#### GOAL OF THE EXERCISE
Using the records provided below, locate and copy each line that contains the word "fluid".

#### DATA SECTION
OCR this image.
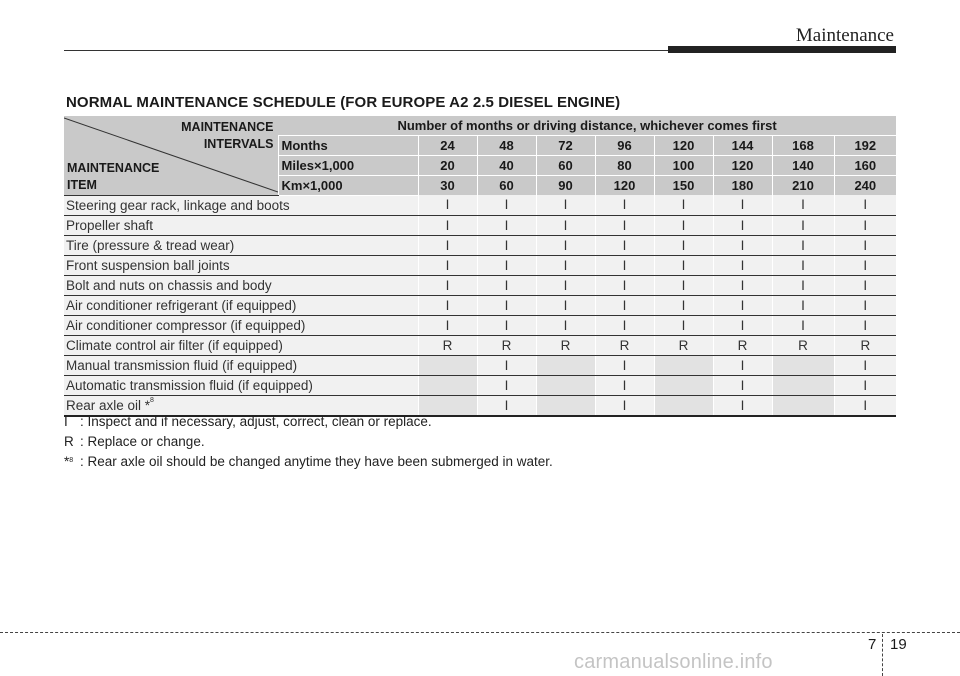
Maintenance
NORMAL MAINTENANCE SCHEDULE (FOR EUROPE A2 2.5 DIESEL ENGINE)
MAINTENANCE
INTERVALS
MAINTENANCE
ITEM	Number of months or driving distance, whichever comes first								
	Months	24	48	72	96	120	144	168	192
	Miles×1,000	20	40	60	80	100	120	140	160
	Km×1,000	30	60	90	120	150	180	210	240
Steering gear rack, linkage and boots		I	I	I	I	I	I	I	I
Propeller shaft		I	I	I	I	I	I	I	I
Tire (pressure & tread wear)		I	I	I	I	I	I	I	I
Front suspension ball joints		I	I	I	I	I	I	I	I
Bolt and nuts on chassis and body		I	I	I	I	I	I	I	I
Air conditioner refrigerant (if equipped)		I	I	I	I	I	I	I	I
Air conditioner compressor (if equipped)		I	I	I	I	I	I	I	I
Climate control air filter (if equipped)		R	R	R	R	R	R	R	R
Manual transmission fluid (if equipped)			I		I		I		I
Automatic transmission fluid (if equipped)			I		I		I		I
Rear axle oil *$^8$			I		I		I		I
I : Inspect and if necessary, adjust, correct, clean or replace.
R : Replace or change.
*$^8$ : Rear axle oil should be changed anytime they have been submerged in water.
7 19
carmanualsonline.info
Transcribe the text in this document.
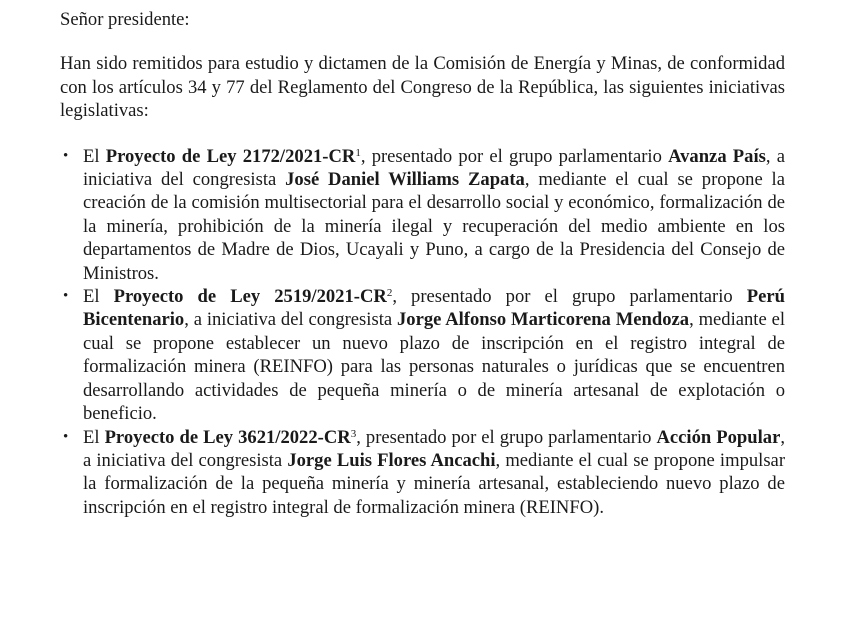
Señor presidente:

Han sido remitidos para estudio y dictamen de la Comisión de Energía y Minas, de conformidad con los artículos 34 y 77 del Reglamento del Congreso de la República, las siguientes iniciativas legislativas:

• El Proyecto de Ley $2172/2021-CR^1$, presentado por el grupo parlamentario Avanza País, a iniciativa del congresista José Daniel Williams Zapata, mediante el cual se propone la creación de la comisión multisectorial para el desarrollo social y económico, formalización de la minería, prohibición de la minería ilegal y recuperación del medio ambiente en los departamentos de Madre de Dios, Ucayali y Puno, a cargo de la Presidencia del Consejo de Ministros.
• El Proyecto de Ley $2519/2021-CR^2$, presentado por el grupo parlamentario Perú Bicentenario, a iniciativa del congresista Jorge Alfonso Marticorena Mendoza, mediante el cual se propone establecer un nuevo plazo de inscripción en el registro integral de formalización minera (REINFO) para las personas naturales o jurídicas que se encuentren desarrollando actividades de pequeña minería o de minería artesanal de explotación o beneficio.
• El Proyecto de Ley $3621/2022-CR^3$, presentado por el grupo parlamentario Acción Popular, a iniciativa del congresista Jorge Luis Flores Ancachi, mediante el cual se propone impulsar la formalización de la pequeña minería y minería artesanal, estableciendo nuevo plazo de inscripción en el registro integral de formalización minera (REINFO).
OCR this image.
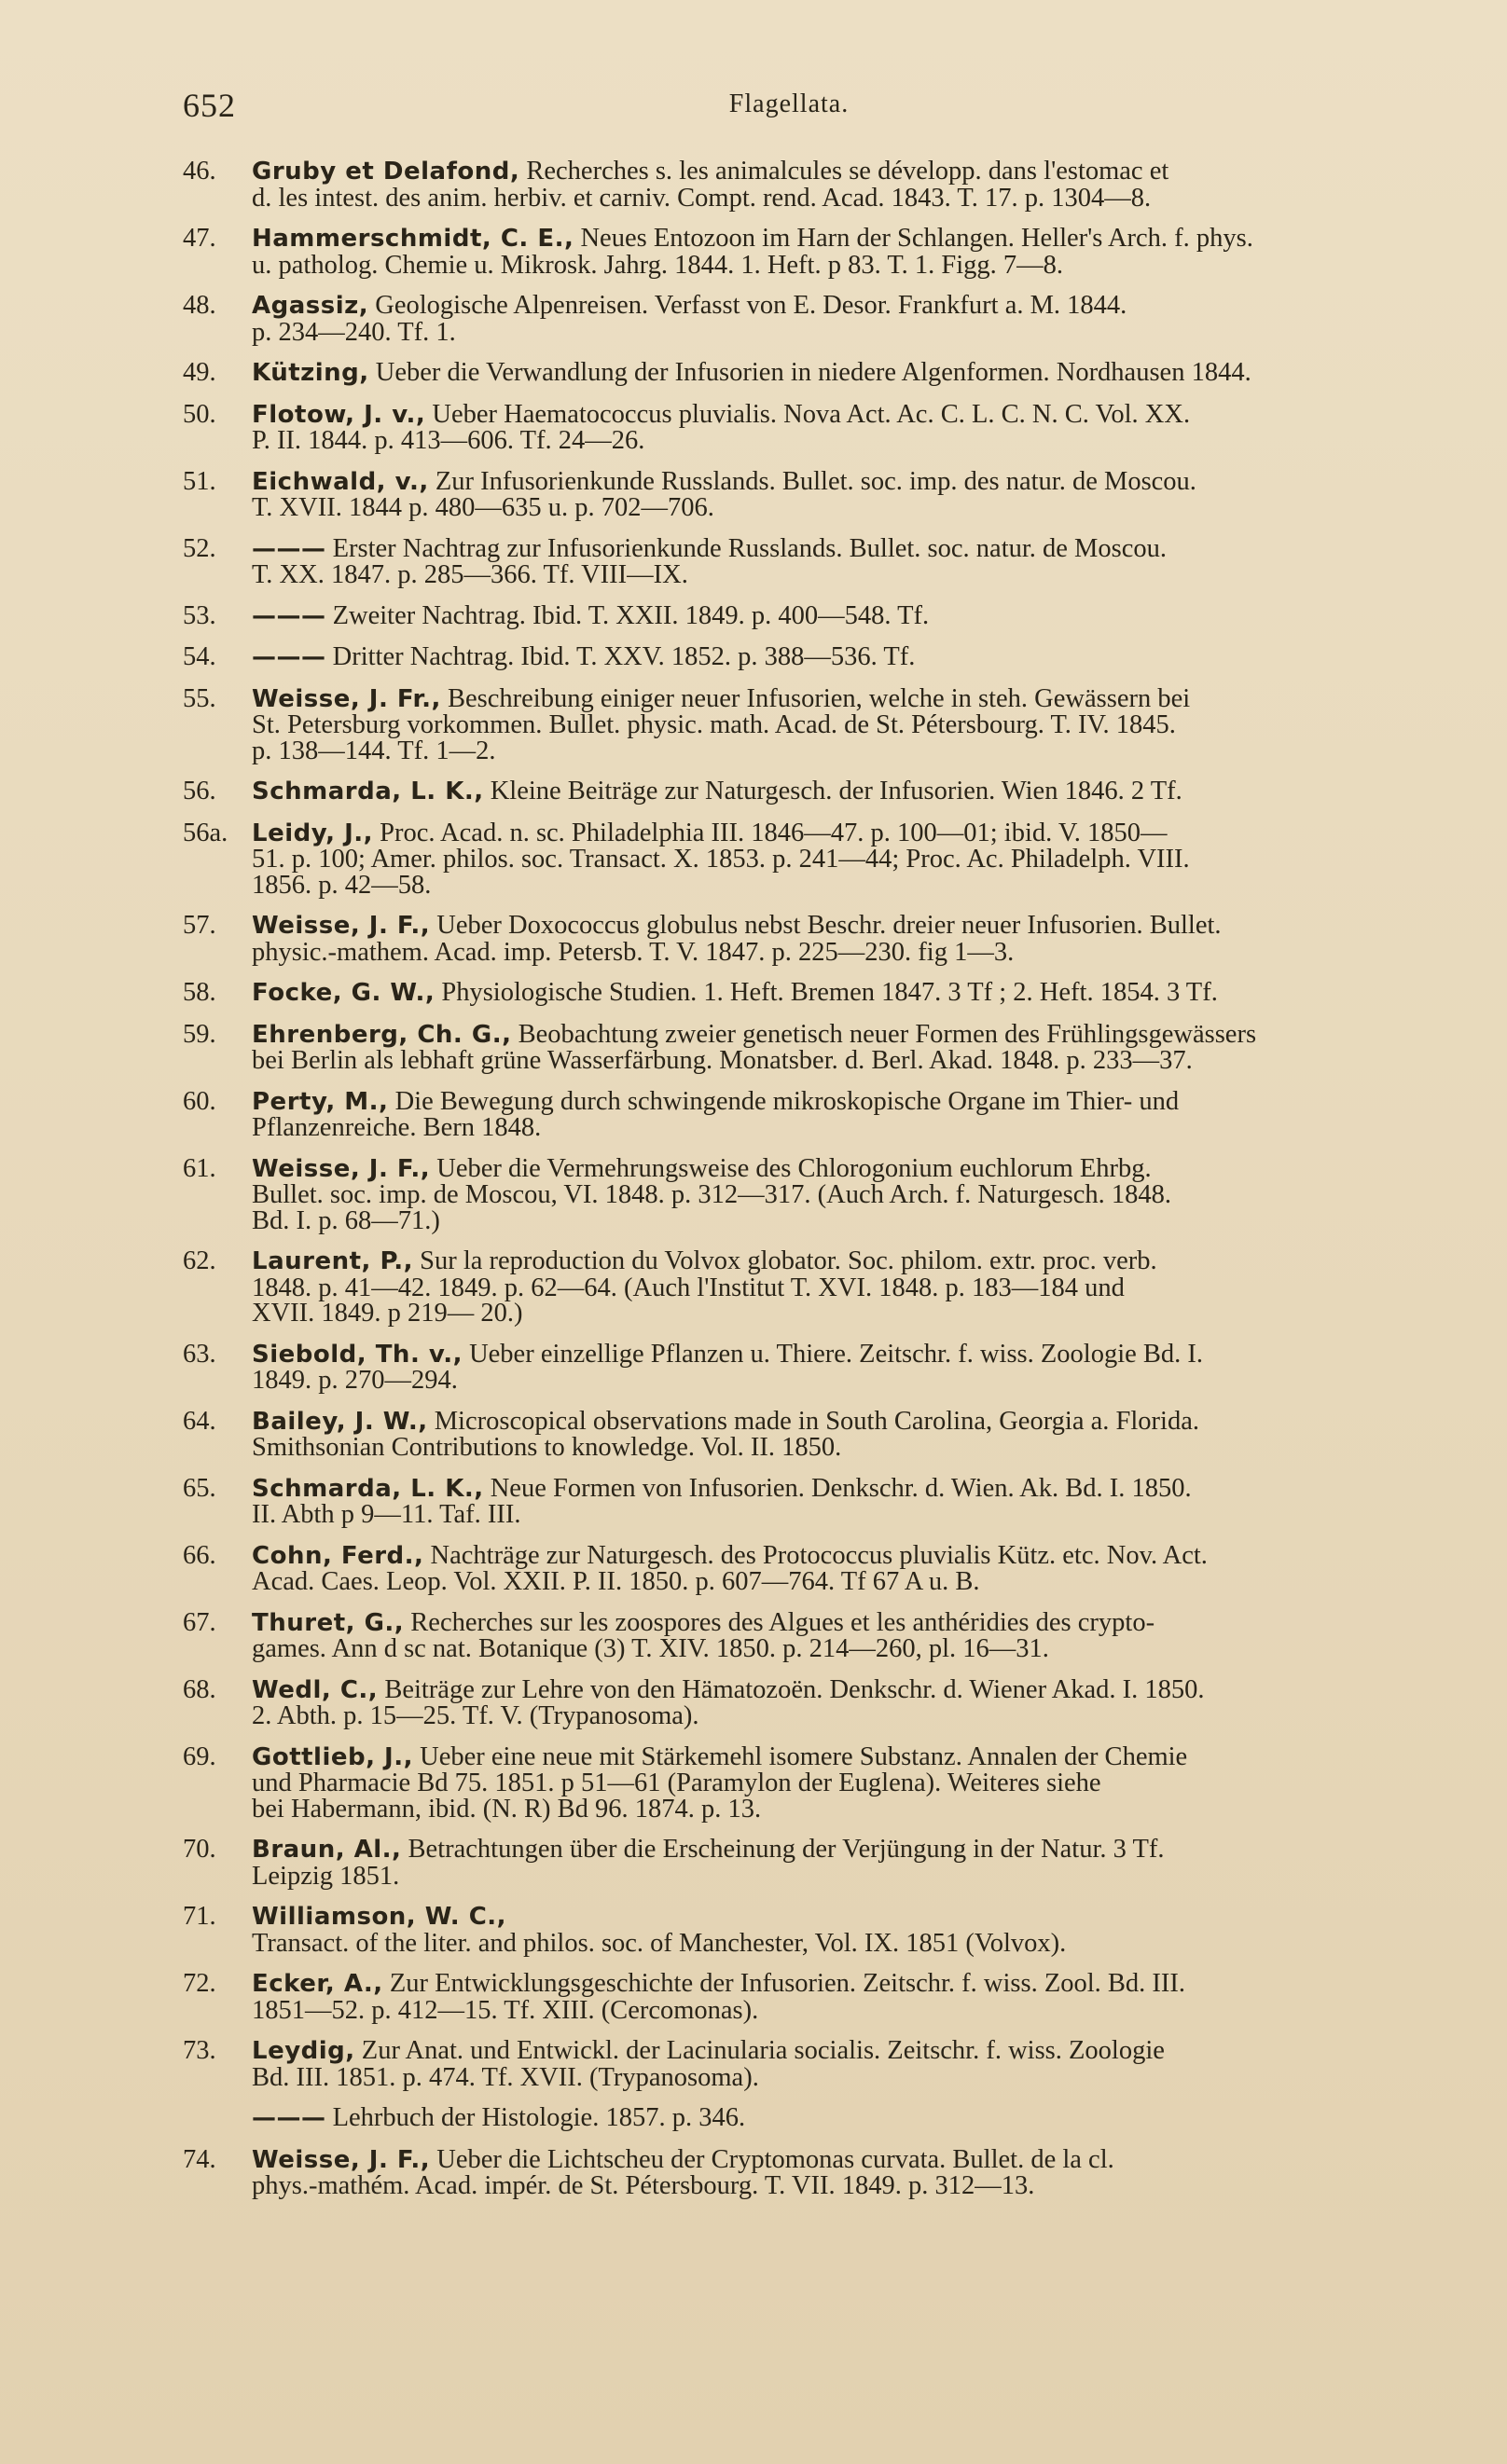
652	Flagellata.
46.	Gruby et Delafond, Recherches s. les animalcules se développ. dans l'estomac et
d. les intest. des anim. herbiv. et carniv. Compt. rend. Acad. 1843. T. 17. p. 1304—8.
47.	Hammerschmidt, C. E., Neues Entozoon im Harn der Schlangen. Heller's Arch. f. phys.
u. patholog. Chemie u. Mikrosk. Jahrg. 1844. 1. Heft. p 83. T. 1. Figg. 7—8.
48.	Agassiz, Geologische Alpenreisen. Verfasst von E. Desor. Frankfurt a. M. 1844.
p. 234—240. Tf. 1.
49.	Kützing, Ueber die Verwandlung der Infusorien in niedere Algenformen. Nordhausen 1844.
50.	Flotow, J. v., Ueber Haematococcus pluvialis. Nova Act. Ac. C. L. C. N. C. Vol. XX.
P. II. 1844. p. 413—606. Tf. 24—26.
51.	Eichwald, v., Zur Infusorienkunde Russlands. Bullet. soc. imp. des natur. de Moscou.
T. XVII. 1844 p. 480—635 u. p. 702—706.
52.	——— Erster Nachtrag zur Infusorienkunde Russlands. Bullet. soc. natur. de Moscou.
T. XX. 1847. p. 285—366. Tf. VIII—IX.
53.	——— Zweiter Nachtrag. Ibid. T. XXII. 1849. p. 400—548. Tf.
54.	——— Dritter Nachtrag. Ibid. T. XXV. 1852. p. 388—536. Tf.
55.	Weisse, J. Fr., Beschreibung einiger neuer Infusorien, welche in steh. Gewässern bei
St. Petersburg vorkommen. Bullet. physic. math. Acad. de St. Pétersbourg. T. IV. 1845.
p. 138—144. Tf. 1—2.
56.	Schmarda, L. K., Kleine Beiträge zur Naturgesch. der Infusorien. Wien 1846. 2 Tf.
56a. Leidy, J., Proc. Acad. n. sc. Philadelphia III. 1846—47. p. 100—01; ibid. V. 1850—
51. p. 100; Amer. philos. soc. Transact. X. 1853. p. 241—44; Proc. Ac. Philadelph. VIII.
1856. p. 42—58.
57.	Weisse, J. F., Ueber Doxococcus globulus nebst Beschr. dreier neuer Infusorien. Bullet.
physic.-mathem. Acad. imp. Petersb. T. V. 1847. p. 225—230. fig 1—3.
58.	Focke, G. W., Physiologische Studien. 1. Heft. Bremen 1847. 3 Tf ; 2. Heft. 1854. 3 Tf.
59.	Ehrenberg, Ch. G., Beobachtung zweier genetisch neuer Formen des Frühlingsgewässers
bei Berlin als lebhaft grüne Wasserfärbung. Monatsber. d. Berl. Akad. 1848. p. 233—37.
60.	Perty, M., Die Bewegung durch schwingende mikroskopische Organe im Thier- und
Pflanzenreiche. Bern 1848.
61.	Weisse, J. F., Ueber die Vermehrungsweise des Chlorogonium euchlorum Ehrbg.
Bullet. soc. imp. de Moscou, VI. 1848. p. 312—317. (Auch Arch. f. Naturgesch. 1848.
Bd. I. p. 68—71.)
62.	Laurent, P., Sur la reproduction du Volvox globator. Soc. philom. extr. proc. verb.
1848. p. 41—42. 1849. p. 62—64. (Auch l'Institut T. XVI. 1848. p. 183—184 und
XVII. 1849. p 219— 20.)
63.	Siebold, Th. v., Ueber einzellige Pflanzen u. Thiere. Zeitschr. f. wiss. Zoologie Bd. I.
1849. p. 270—294.
64.	Bailey, J. W., Microscopical observations made in South Carolina, Georgia a. Florida.
Smithsonian Contributions to knowledge. Vol. II. 1850.
65.	Schmarda, L. K., Neue Formen von Infusorien. Denkschr. d. Wien. Ak. Bd. I. 1850.
II. Abth p 9—11. Taf. III.
66.	Cohn, Ferd., Nachträge zur Naturgesch. des Protococcus pluvialis Kütz. etc. Nov. Act.
Acad. Caes. Leop. Vol. XXII. P. II. 1850. p. 607—764. Tf 67 A u. B.
67.	Thuret, G., Recherches sur les zoospores des Algues et les anthéridies des crypto-
games. Ann d sc nat. Botanique (3) T. XIV. 1850. p. 214—260, pl. 16—31.
68.	Wedl, C., Beiträge zur Lehre von den Hämatozoën. Denkschr. d. Wiener Akad. I. 1850.
2. Abth. p. 15—25. Tf. V. (Trypanosoma).
69.	Gottlieb, J., Ueber eine neue mit Stärkemehl isomere Substanz. Annalen der Chemie
und Pharmacie Bd 75. 1851. p 51—61 (Paramylon der Euglena). Weiteres siehe
bei Habermann, ibid. (N. R) Bd 96. 1874. p. 13.
70.	Braun, Al., Betrachtungen über die Erscheinung der Verjüngung in der Natur. 3 Tf.
Leipzig 1851.
71.	Williamson, W. C.,
Transact. of the liter. and philos. soc. of Manchester, Vol. IX. 1851 (Volvox).
72.	Ecker, A., Zur Entwicklungsgeschichte der Infusorien. Zeitschr. f. wiss. Zool. Bd. III.
1851—52. p. 412—15. Tf. XIII. (Cercomonas).
73.	Leydig, Zur Anat. und Entwickl. der Lacinularia socialis. Zeitschr. f. wiss. Zoologie
Bd. III. 1851. p. 474. Tf. XVII. (Trypanosoma).
——— Lehrbuch der Histologie. 1857. p. 346.
74.	Weisse, J. F., Ueber die Lichtscheu der Cryptomonas curvata. Bullet. de la cl.
phys.-mathém. Acad. impér. de St. Pétersbourg. T. VII. 1849. p. 312—13.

#### RESULT FOR THIS EXERCISE
Manual transmission fluid (if equipped)			I		I		I		I
Automatic transmission fluid (if equipped)			I		I		I		I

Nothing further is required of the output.